> **GIVEN INSTRUCTION**
Exclude the pictures and retype the entries as written.

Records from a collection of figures
%%

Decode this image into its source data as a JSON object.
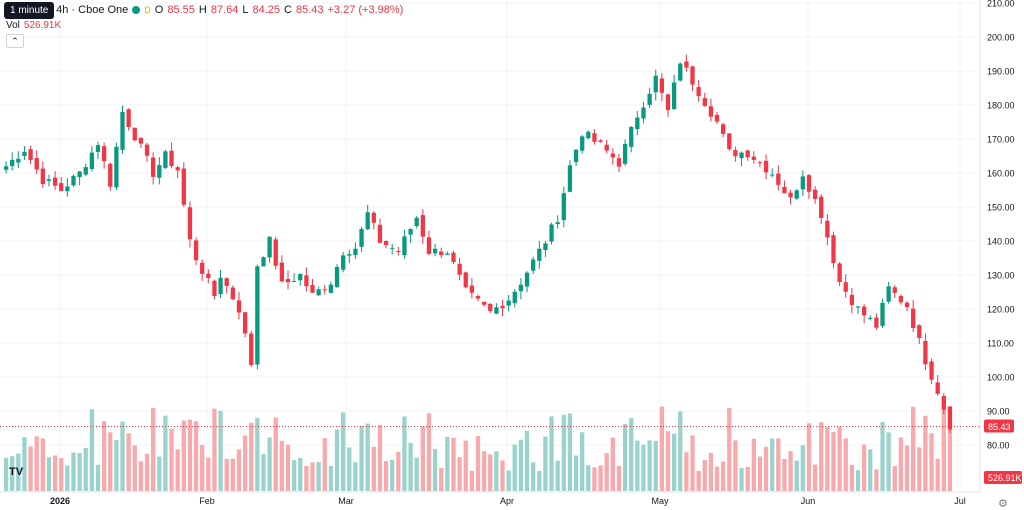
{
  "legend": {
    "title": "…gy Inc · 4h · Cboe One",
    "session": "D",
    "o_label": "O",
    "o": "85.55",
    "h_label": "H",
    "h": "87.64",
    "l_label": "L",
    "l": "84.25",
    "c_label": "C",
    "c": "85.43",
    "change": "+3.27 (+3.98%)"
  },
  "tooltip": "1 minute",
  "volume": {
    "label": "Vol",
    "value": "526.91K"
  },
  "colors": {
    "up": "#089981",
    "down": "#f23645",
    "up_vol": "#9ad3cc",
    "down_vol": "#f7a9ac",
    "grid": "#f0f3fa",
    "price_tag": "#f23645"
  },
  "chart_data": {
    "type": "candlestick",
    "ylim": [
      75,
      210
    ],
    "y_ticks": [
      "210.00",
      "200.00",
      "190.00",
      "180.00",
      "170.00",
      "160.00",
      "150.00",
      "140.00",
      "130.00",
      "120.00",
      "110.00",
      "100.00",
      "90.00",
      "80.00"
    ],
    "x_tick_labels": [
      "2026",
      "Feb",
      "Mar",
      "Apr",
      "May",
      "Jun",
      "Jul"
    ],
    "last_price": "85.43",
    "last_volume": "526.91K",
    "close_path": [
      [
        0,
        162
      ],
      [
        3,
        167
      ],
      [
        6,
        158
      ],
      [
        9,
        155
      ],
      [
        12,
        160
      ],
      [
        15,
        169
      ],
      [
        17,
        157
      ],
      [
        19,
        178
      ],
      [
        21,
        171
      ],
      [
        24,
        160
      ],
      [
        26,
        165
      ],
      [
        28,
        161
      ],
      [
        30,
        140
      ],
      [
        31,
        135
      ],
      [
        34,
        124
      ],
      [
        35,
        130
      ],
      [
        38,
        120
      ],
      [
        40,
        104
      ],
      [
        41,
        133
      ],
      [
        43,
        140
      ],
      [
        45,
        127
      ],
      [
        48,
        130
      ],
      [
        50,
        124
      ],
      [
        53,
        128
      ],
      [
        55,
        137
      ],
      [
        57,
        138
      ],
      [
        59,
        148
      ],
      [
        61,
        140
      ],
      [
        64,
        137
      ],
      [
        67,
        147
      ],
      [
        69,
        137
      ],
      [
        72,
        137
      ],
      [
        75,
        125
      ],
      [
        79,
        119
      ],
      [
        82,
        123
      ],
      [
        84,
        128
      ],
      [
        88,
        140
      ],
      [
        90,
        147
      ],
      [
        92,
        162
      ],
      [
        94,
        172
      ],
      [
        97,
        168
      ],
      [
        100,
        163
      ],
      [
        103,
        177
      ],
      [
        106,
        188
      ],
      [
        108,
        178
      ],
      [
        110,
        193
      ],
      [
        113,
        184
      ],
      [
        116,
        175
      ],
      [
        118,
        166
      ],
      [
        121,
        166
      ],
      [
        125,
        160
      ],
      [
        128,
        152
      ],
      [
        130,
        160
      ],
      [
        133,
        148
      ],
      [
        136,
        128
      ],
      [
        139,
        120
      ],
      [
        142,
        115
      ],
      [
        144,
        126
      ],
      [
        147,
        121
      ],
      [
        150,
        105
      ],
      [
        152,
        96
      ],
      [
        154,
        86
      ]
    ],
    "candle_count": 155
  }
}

%%

> **EXPECTED ANSWER**
Decode this image into its source data as a JSON object.
{
  "legend": {
    "title": "…gy Inc · 4h · Cboe One",
    "session": "D",
    "o_label": "O",
    "o": "85.55",
    "h_label": "H",
    "h": "87.64",
    "l_label": "L",
    "l": "84.25",
    "c_label": "C",
    "c": "85.43",
    "change": "+3.27 (+3.98%)"
  },
  "tooltip": "1 minute",
  "volume": {
    "label": "Vol",
    "value": "526.91K"
  },
  "colors": {
    "up": "#089981",
    "down": "#f23645",
    "up_vol": "#9ad3cc",
    "down_vol": "#f7a9ac",
    "grid": "#f0f3fa",
    "price_tag": "#f23645"
  },
  "chart_data": {
    "type": "candlestick",
    "ylim": [
      75,
      210
    ],
    "y_ticks": [
      "210.00",
      "200.00",
      "190.00",
      "180.00",
      "170.00",
      "160.00",
      "150.00",
      "140.00",
      "130.00",
      "120.00",
      "110.00",
      "100.00",
      "90.00",
      "80.00"
    ],
    "x_tick_labels": [
      "2026",
      "Feb",
      "Mar",
      "Apr",
      "May",
      "Jun",
      "Jul"
    ],
    "last_price": "85.43",
    "last_volume": "526.91K",
    "close_path": [
      [
        0,
        162
      ],
      [
        3,
        167
      ],
      [
        6,
        158
      ],
      [
        9,
        155
      ],
      [
        12,
        160
      ],
      [
        15,
        169
      ],
      [
        17,
        157
      ],
      [
        19,
        178
      ],
      [
        21,
        171
      ],
      [
        24,
        160
      ],
      [
        26,
        165
      ],
      [
        28,
        161
      ],
      [
        30,
        140
      ],
      [
        31,
        135
      ],
      [
        34,
        124
      ],
      [
        35,
        130
      ],
      [
        38,
        120
      ],
      [
        40,
        104
      ],
      [
        41,
        133
      ],
      [
        43,
        140
      ],
      [
        45,
        127
      ],
      [
        48,
        130
      ],
      [
        50,
        124
      ],
      [
        53,
        128
      ],
      [
        55,
        137
      ],
      [
        57,
        138
      ],
      [
        59,
        148
      ],
      [
        61,
        140
      ],
      [
        64,
        137
      ],
      [
        67,
        147
      ],
      [
        69,
        137
      ],
      [
        72,
        137
      ],
      [
        75,
        125
      ],
      [
        79,
        119
      ],
      [
        82,
        123
      ],
      [
        84,
        128
      ],
      [
        88,
        140
      ],
      [
        90,
        147
      ],
      [
        92,
        162
      ],
      [
        94,
        172
      ],
      [
        97,
        168
      ],
      [
        100,
        163
      ],
      [
        103,
        177
      ],
      [
        106,
        188
      ],
      [
        108,
        178
      ],
      [
        110,
        193
      ],
      [
        113,
        184
      ],
      [
        116,
        175
      ],
      [
        118,
        166
      ],
      [
        121,
        166
      ],
      [
        125,
        160
      ],
      [
        128,
        152
      ],
      [
        130,
        160
      ],
      [
        133,
        148
      ],
      [
        136,
        128
      ],
      [
        139,
        120
      ],
      [
        142,
        115
      ],
      [
        144,
        126
      ],
      [
        147,
        121
      ],
      [
        150,
        105
      ],
      [
        152,
        96
      ],
      [
        154,
        86
      ]
    ],
    "candle_count": 155
  }
}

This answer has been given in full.